### [Required action 1]
Check statements (a), (b) and (c) against the Excel Power View walkthrough below. For each, answer yes or no and quote the words of the walkthrough that settle it.

(a) In the field list, every field except Login starts out checked.
(b) The visualization shown by default is a Matrix.
(c) When Map is first selected, the map's color coding uses the Zipcode field.
### [Required action 2]
Write what comes next in the Excel Power View walkthrough, continuing from its final sentence.

### [Text provided]

((

We don't have grid lines going up and down, left and right, rows and columns. It's a little bit different. And over here on the right-hand side, you can see the fields that have been created based on those columns. And all of them, but Login are checked off. So, we're seeing everything here except for our Login information. For some reason, Excel thinks maybe we don't need that. If we do want to see it, all we do is click the checkbox and you can see it's added as well. Maybe we don't need that, we can deselect it, and anything else we don't need, can be deselected by clicking the checkbox. Now, this is a table, an object that can be adjusted.

So, we can widen it, we can make it a little bit longer if we want to see more data. There is a Scroll Bar for scrolling through our data. But really, there's nothing exciting happening here quite yet. However, one thing that we can do is change the visualization itself. So, up here, you'll see the Power View tab. That's what we're looking at now. We have some options for Fitting to Window, again our Field List that we already have over there on the right, Filtering. But we're going to go up to Design now, and from here, you'll see we can switch visualizations. So, if we want to switch to something else, a different table for example, we could do that.

Click the dropdown and you'll see Matrix and Card are two other options. We're currently viewing the default table. There are also Bar Charts and Column Charts. Now, it doesn't really apply to a customer database, but maybe the Map would. If we click Map right now, something is going to happen. By default, Excel is going to use one of our fields to map the various entries on to a physical map. Now, you can see it's using the Phone Number field, which, really, there are too many values, that's why we're seeing that, but we can change that over here on the right.

So as we scroll down, you can see the Color is using the Phone field. So, the color coding, we'll click the dropdown and remove that field. Now, what we really want is probably something like the City or Zipcode to show up in the Color field. So all I have to do is find it. There is our Zipcode right there, and if we wanted to, just drag it down in to the Color field and let go, and now that's what's going to appear on our map. Now, each of the maps represents each of the various codes and you can see each of the people in those codes.

))

### [Material shown]
((

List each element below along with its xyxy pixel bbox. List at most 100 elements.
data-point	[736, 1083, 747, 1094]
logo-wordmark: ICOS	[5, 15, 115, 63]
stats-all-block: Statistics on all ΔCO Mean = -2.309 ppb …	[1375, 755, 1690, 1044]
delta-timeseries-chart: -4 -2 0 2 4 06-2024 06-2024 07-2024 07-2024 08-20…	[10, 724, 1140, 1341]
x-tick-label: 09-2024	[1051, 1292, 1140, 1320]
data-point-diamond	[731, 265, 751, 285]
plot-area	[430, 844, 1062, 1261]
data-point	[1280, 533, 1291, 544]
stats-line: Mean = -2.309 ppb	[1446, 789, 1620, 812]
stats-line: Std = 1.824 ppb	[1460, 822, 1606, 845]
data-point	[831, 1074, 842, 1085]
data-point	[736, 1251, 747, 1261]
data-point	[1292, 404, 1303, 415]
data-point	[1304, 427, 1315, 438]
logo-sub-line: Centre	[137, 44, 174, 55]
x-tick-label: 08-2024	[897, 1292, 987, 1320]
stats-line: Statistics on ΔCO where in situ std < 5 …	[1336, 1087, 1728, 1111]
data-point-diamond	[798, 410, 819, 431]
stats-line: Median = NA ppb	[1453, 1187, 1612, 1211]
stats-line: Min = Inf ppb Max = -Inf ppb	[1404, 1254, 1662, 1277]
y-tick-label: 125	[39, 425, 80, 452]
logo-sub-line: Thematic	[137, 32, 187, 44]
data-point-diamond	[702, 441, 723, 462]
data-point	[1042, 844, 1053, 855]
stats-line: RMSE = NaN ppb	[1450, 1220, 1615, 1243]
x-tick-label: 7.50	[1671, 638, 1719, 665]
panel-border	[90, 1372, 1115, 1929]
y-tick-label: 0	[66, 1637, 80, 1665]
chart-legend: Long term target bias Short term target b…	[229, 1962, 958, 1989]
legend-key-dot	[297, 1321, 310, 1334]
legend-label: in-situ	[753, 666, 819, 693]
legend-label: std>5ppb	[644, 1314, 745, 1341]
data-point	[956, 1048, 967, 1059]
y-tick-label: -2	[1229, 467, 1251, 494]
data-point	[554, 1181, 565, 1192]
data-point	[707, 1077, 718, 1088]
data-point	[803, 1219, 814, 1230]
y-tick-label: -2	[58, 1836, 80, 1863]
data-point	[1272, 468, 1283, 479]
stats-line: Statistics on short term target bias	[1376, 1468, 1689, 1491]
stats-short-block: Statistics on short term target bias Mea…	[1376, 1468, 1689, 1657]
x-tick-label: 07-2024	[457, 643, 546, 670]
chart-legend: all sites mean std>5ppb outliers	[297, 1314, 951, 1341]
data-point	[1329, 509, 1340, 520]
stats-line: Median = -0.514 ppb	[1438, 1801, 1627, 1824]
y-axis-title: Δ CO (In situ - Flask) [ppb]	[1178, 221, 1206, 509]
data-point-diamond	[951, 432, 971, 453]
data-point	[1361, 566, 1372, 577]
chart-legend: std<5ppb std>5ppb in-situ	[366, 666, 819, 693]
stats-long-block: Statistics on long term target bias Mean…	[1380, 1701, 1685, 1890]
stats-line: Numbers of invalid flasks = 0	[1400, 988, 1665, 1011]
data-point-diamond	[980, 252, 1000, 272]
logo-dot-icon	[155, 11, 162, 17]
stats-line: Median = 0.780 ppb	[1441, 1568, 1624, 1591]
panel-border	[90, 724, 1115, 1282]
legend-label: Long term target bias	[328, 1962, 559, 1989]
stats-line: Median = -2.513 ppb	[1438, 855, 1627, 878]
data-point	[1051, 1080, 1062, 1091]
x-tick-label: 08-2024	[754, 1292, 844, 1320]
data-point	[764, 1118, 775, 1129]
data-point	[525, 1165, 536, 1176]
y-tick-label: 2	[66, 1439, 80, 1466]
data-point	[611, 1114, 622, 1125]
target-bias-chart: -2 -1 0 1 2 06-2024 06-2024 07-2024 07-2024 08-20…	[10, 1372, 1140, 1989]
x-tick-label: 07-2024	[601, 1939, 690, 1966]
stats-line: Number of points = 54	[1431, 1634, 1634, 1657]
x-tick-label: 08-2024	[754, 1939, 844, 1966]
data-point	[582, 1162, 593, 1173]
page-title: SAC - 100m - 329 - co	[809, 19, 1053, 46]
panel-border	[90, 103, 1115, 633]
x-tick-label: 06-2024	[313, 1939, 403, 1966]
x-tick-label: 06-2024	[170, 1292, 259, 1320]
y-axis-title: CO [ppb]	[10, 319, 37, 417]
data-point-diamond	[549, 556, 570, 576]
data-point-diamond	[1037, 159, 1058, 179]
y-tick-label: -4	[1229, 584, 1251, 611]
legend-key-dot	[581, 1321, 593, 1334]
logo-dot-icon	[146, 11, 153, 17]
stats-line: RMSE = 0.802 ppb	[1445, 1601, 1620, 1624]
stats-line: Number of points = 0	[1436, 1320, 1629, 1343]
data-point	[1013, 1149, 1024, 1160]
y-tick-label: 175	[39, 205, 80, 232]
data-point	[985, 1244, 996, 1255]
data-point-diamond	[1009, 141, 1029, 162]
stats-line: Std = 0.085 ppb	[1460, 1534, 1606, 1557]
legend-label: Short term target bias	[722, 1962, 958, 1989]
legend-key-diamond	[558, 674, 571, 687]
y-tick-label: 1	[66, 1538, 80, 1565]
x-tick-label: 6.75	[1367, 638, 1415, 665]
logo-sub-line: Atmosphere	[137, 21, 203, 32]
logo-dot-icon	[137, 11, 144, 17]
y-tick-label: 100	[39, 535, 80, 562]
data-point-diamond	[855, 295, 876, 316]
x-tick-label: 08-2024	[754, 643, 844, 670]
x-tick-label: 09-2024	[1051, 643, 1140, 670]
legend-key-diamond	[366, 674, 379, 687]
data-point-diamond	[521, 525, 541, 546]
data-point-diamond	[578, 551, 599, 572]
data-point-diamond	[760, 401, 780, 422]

))

### [Answer section 1]
(a) Yes: "And all of them, but Login are checked off."
(b) No: "We're currently viewing the default table."
(c) No: "So as we scroll down, you can see the Color is using the Phone field."

### [Answer section 2]
So, all we're going to do now is play with the map. You can click a map. You can zoom in. You can move it around by clicking and dragging. Now, this is something you can experiment with using your own data if you wanted to, we're going to go back to a different visualization now. Let's go back to table, but let's go to one called Card. Let's see what that looks like. Now, when we do that, we're looking at our data again at different ways. It's visualized using kind of a Card feature, it looks like it could be contacts for example.

Over here on the right now as we look at our Power View fields, we might be missing Phone Number, so we can check that box to add it. And here's the cool thing. Really, wouldn't it be nice if could look at it by Zipcode or by City for example. These are called tiles. So, if we wanted to we could go down to for example, the City field and drag that into the Tile By field here and release. Suddenly, we have tiles across the top. Now we're looking at the various cities. So, if we want to see all of our customers in San Diego, we click that tile at the top and now all we're seeing using that Card view is our various customers in that one city.

We can change the Card Style if we want, by clicking here in the Options, changing it to callout. Actually, that's harder to look at, so let's change it back to Card. Now, this could be an entire chapter talking about the Power View add-in feature here in Excel 2013. Really, you should experiment with your own data to get a good feel for all the things you can do with Power View. Let's go up here where it says Click to add a title, and we'll just add a simple title here, we'll call it Customers 2012 and then just click anywhere outside that to lock it in.

That's our new Power View sheet, the new add-in feature in Excel 2013 Professional Plus. You could download it if you're not using Professional Plus. A lot you can do with it. Very cool tool and it's a safe place where you can play around with your data and look at it in different ways.